*What you are asked to do:* Take from the records below each line that holds "metabolic".
____
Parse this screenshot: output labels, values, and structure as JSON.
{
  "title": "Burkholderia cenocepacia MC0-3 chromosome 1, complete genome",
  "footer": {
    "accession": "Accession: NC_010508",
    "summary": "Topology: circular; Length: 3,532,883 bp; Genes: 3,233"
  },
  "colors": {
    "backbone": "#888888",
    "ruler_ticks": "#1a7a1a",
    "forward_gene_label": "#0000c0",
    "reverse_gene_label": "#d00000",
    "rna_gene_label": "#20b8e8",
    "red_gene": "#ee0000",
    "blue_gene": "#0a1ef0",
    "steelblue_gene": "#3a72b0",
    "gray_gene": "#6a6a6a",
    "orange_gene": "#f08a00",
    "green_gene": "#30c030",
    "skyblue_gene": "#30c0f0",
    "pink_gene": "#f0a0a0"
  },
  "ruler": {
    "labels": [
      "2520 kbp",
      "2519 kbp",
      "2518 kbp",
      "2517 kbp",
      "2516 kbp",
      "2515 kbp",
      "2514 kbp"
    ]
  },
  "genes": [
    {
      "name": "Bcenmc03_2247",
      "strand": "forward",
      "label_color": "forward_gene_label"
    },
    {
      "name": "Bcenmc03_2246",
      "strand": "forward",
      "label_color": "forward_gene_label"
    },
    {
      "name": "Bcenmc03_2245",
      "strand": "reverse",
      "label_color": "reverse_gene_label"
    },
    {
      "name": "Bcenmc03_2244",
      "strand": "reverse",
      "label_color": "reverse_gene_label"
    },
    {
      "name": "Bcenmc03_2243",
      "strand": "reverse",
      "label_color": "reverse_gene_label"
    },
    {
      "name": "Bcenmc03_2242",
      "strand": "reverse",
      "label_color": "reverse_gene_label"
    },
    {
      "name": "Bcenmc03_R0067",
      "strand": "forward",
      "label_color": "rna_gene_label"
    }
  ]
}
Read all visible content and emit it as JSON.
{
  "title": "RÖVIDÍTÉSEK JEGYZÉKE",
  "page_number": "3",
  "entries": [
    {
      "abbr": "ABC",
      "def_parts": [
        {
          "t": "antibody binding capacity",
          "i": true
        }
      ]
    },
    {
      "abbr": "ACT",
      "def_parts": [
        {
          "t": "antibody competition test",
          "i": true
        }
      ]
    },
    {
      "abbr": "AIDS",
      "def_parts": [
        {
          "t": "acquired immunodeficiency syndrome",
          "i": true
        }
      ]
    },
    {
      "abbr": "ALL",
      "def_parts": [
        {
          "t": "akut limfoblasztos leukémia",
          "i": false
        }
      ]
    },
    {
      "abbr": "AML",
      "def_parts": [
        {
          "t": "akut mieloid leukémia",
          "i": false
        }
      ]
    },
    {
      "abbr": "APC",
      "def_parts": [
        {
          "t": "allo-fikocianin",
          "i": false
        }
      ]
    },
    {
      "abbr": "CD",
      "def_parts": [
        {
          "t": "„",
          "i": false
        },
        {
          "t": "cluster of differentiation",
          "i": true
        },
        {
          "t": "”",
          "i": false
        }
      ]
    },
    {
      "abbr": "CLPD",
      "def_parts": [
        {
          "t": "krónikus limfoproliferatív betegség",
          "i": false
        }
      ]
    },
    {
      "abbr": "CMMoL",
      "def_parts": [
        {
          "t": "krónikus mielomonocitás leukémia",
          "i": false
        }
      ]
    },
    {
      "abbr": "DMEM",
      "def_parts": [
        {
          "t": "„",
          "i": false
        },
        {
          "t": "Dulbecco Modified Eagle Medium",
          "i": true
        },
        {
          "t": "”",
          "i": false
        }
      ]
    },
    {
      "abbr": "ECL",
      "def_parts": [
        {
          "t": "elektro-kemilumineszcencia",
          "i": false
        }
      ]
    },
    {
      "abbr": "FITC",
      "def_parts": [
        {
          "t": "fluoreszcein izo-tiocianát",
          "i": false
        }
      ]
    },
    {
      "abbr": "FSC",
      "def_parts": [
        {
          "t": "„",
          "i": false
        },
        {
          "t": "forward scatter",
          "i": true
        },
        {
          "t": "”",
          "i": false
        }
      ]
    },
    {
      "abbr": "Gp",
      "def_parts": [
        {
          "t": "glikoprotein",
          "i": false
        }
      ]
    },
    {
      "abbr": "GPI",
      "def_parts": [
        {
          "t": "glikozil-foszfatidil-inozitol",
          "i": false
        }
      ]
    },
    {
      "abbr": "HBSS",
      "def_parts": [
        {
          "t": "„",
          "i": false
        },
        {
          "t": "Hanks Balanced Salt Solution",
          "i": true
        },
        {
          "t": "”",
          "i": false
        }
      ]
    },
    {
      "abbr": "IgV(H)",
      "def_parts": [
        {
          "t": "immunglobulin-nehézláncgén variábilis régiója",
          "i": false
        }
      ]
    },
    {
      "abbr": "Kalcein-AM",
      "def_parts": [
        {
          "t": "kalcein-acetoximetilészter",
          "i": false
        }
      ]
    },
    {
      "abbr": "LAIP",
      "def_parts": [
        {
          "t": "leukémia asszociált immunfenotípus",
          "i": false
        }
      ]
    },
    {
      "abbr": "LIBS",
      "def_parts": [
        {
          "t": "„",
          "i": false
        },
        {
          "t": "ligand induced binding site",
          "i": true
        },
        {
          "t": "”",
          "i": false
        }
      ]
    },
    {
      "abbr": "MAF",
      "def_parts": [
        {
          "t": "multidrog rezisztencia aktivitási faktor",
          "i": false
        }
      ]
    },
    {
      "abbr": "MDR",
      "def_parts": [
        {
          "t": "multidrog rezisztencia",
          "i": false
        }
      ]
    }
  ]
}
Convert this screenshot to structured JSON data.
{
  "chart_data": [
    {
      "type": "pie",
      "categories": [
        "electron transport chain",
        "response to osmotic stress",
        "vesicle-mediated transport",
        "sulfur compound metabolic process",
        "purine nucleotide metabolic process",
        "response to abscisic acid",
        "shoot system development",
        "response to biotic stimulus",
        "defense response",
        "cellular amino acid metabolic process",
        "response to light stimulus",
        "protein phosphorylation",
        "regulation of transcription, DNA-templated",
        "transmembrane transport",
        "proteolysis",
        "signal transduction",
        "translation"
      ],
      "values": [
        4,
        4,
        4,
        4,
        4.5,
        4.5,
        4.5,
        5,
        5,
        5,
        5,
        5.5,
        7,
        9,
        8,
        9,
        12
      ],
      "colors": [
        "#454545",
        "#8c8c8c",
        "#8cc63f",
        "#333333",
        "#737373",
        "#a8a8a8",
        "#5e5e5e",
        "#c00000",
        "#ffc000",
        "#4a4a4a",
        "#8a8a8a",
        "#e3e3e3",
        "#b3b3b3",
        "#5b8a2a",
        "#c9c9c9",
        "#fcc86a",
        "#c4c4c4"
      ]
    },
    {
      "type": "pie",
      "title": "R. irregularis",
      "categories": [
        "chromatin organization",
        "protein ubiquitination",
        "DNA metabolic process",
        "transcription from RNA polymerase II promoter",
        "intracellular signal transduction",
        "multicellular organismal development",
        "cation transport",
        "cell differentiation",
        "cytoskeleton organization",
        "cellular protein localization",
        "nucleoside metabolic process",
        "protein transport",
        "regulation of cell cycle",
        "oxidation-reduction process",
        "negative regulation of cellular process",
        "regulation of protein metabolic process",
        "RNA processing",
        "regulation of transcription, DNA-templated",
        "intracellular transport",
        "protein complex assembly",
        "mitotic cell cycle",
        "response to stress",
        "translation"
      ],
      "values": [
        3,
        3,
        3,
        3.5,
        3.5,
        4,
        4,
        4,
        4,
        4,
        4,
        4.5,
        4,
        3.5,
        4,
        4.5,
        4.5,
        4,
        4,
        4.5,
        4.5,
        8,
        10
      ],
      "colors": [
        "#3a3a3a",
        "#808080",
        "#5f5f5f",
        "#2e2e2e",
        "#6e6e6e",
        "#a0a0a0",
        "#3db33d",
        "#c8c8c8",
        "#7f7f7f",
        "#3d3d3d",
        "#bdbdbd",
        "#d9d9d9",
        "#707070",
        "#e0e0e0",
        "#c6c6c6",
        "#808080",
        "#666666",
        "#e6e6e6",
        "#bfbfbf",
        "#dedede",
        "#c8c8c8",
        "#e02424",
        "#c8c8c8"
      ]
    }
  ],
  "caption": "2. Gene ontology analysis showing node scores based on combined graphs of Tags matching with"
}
____
*Written answer:*
        "sulfur compound metabolic process",
        "purine nucleotide metabolic process",
        "cellular amino acid metabolic process",
        "DNA metabolic process",
        "nucleoside metabolic process",
        "regulation of protein metabolic process",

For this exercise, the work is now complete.